== Entries supplied ==

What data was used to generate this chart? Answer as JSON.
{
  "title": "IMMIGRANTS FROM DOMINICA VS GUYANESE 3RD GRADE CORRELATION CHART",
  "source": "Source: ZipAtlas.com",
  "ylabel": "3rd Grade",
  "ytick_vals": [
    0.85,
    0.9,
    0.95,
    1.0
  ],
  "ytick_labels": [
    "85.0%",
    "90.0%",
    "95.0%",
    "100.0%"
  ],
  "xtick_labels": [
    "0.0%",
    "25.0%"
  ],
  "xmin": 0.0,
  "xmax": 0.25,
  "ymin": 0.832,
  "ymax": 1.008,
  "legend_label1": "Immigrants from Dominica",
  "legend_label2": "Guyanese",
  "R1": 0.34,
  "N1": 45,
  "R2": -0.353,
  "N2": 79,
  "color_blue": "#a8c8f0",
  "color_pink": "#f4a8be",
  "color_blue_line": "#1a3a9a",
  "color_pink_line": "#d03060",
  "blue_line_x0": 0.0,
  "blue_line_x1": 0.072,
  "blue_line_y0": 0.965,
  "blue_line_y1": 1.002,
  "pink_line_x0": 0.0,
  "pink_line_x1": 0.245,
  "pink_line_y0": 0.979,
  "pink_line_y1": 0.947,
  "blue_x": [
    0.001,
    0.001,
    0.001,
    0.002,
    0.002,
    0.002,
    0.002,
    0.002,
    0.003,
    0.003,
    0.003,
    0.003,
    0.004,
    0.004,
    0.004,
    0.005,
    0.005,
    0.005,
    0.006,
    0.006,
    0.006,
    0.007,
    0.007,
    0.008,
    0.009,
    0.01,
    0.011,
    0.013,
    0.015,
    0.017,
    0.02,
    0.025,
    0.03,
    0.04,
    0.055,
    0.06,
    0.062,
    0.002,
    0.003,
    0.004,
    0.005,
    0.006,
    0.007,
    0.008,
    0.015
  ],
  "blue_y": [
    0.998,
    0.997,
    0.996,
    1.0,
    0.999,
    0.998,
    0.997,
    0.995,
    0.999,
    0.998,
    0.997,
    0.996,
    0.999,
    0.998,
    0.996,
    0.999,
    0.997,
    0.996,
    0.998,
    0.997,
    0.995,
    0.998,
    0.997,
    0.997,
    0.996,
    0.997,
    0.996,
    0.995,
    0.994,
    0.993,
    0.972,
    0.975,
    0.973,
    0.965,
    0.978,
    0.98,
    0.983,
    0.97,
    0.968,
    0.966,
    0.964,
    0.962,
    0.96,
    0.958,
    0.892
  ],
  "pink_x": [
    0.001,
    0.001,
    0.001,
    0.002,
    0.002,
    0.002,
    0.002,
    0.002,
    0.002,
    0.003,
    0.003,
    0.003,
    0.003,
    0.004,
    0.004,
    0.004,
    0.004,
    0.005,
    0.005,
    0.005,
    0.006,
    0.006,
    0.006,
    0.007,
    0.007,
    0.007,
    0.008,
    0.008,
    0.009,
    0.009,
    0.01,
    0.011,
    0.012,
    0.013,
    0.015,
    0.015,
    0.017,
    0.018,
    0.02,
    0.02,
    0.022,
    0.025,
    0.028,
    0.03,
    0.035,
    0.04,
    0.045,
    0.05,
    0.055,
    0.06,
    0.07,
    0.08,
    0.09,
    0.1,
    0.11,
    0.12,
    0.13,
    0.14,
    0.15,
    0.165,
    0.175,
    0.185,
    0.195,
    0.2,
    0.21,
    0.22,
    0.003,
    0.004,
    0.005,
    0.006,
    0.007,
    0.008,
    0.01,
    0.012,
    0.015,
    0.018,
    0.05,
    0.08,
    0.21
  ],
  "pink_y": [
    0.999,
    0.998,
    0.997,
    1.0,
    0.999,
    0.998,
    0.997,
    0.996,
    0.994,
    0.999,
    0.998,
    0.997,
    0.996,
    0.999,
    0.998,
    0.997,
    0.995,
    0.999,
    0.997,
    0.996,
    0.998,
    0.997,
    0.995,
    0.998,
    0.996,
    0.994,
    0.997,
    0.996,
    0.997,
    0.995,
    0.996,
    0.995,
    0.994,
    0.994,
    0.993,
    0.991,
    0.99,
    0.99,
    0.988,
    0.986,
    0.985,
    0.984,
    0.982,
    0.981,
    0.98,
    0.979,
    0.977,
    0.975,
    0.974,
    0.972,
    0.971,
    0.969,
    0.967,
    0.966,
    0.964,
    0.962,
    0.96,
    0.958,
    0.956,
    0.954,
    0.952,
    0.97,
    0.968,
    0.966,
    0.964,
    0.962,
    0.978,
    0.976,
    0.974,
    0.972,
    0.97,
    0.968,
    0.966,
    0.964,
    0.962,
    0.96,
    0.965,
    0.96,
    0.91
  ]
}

== Work instructions ==
Extract all of the data shown above without alteration.

== Task solution ==
What data was used to generate this chart? Answer as JSON.
{
  "title": "IMMIGRANTS FROM DOMINICA VS GUYANESE 3RD GRADE CORRELATION CHART",
  "source": "Source: ZipAtlas.com",
  "ylabel": "3rd Grade",
  "ytick_vals": [
    0.85,
    0.9,
    0.95,
    1.0
  ],
  "ytick_labels": [
    "85.0%",
    "90.0%",
    "95.0%",
    "100.0%"
  ],
  "xtick_labels": [
    "0.0%",
    "25.0%"
  ],
  "xmin": 0.0,
  "xmax": 0.25,
  "ymin": 0.832,
  "ymax": 1.008,
  "legend_label1": "Immigrants from Dominica",
  "legend_label2": "Guyanese",
  "R1": 0.34,
  "N1": 45,
  "R2": -0.353,
  "N2": 79,
  "color_blue": "#a8c8f0",
  "color_pink": "#f4a8be",
  "color_blue_line": "#1a3a9a",
  "color_pink_line": "#d03060",
  "blue_line_x0": 0.0,
  "blue_line_x1": 0.072,
  "blue_line_y0": 0.965,
  "blue_line_y1": 1.002,
  "pink_line_x0": 0.0,
  "pink_line_x1": 0.245,
  "pink_line_y0": 0.979,
  "pink_line_y1": 0.947,
  "blue_x": [
    0.001,
    0.001,
    0.001,
    0.002,
    0.002,
    0.002,
    0.002,
    0.002,
    0.003,
    0.003,
    0.003,
    0.003,
    0.004,
    0.004,
    0.004,
    0.005,
    0.005,
    0.005,
    0.006,
    0.006,
    0.006,
    0.007,
    0.007,
    0.008,
    0.009,
    0.01,
    0.011,
    0.013,
    0.015,
    0.017,
    0.02,
    0.025,
    0.03,
    0.04,
    0.055,
    0.06,
    0.062,
    0.002,
    0.003,
    0.004,
    0.005,
    0.006,
    0.007,
    0.008,
    0.015
  ],
  "blue_y": [
    0.998,
    0.997,
    0.996,
    1.0,
    0.999,
    0.998,
    0.997,
    0.995,
    0.999,
    0.998,
    0.997,
    0.996,
    0.999,
    0.998,
    0.996,
    0.999,
    0.997,
    0.996,
    0.998,
    0.997,
    0.995,
    0.998,
    0.997,
    0.997,
    0.996,
    0.997,
    0.996,
    0.995,
    0.994,
    0.993,
    0.972,
    0.975,
    0.973,
    0.965,
    0.978,
    0.98,
    0.983,
    0.97,
    0.968,
    0.966,
    0.964,
    0.962,
    0.96,
    0.958,
    0.892
  ],
  "pink_x": [
    0.001,
    0.001,
    0.001,
    0.002,
    0.002,
    0.002,
    0.002,
    0.002,
    0.002,
    0.003,
    0.003,
    0.003,
    0.003,
    0.004,
    0.004,
    0.004,
    0.004,
    0.005,
    0.005,
    0.005,
    0.006,
    0.006,
    0.006,
    0.007,
    0.007,
    0.007,
    0.008,
    0.008,
    0.009,
    0.009,
    0.01,
    0.011,
    0.012,
    0.013,
    0.015,
    0.015,
    0.017,
    0.018,
    0.02,
    0.02,
    0.022,
    0.025,
    0.028,
    0.03,
    0.035,
    0.04,
    0.045,
    0.05,
    0.055,
    0.06,
    0.07,
    0.08,
    0.09,
    0.1,
    0.11,
    0.12,
    0.13,
    0.14,
    0.15,
    0.165,
    0.175,
    0.185,
    0.195,
    0.2,
    0.21,
    0.22,
    0.003,
    0.004,
    0.005,
    0.006,
    0.007,
    0.008,
    0.01,
    0.012,
    0.015,
    0.018,
    0.05,
    0.08,
    0.21
  ],
  "pink_y": [
    0.999,
    0.998,
    0.997,
    1.0,
    0.999,
    0.998,
    0.997,
    0.996,
    0.994,
    0.999,
    0.998,
    0.997,
    0.996,
    0.999,
    0.998,
    0.997,
    0.995,
    0.999,
    0.997,
    0.996,
    0.998,
    0.997,
    0.995,
    0.998,
    0.996,
    0.994,
    0.997,
    0.996,
    0.997,
    0.995,
    0.996,
    0.995,
    0.994,
    0.994,
    0.993,
    0.991,
    0.99,
    0.99,
    0.988,
    0.986,
    0.985,
    0.984,
    0.982,
    0.981,
    0.98,
    0.979,
    0.977,
    0.975,
    0.974,
    0.972,
    0.971,
    0.969,
    0.967,
    0.966,
    0.964,
    0.962,
    0.96,
    0.958,
    0.956,
    0.954,
    0.952,
    0.97,
    0.968,
    0.966,
    0.964,
    0.962,
    0.978,
    0.976,
    0.974,
    0.972,
    0.97,
    0.968,
    0.966,
    0.964,
    0.962,
    0.96,
    0.965,
    0.96,
    0.91
  ]
}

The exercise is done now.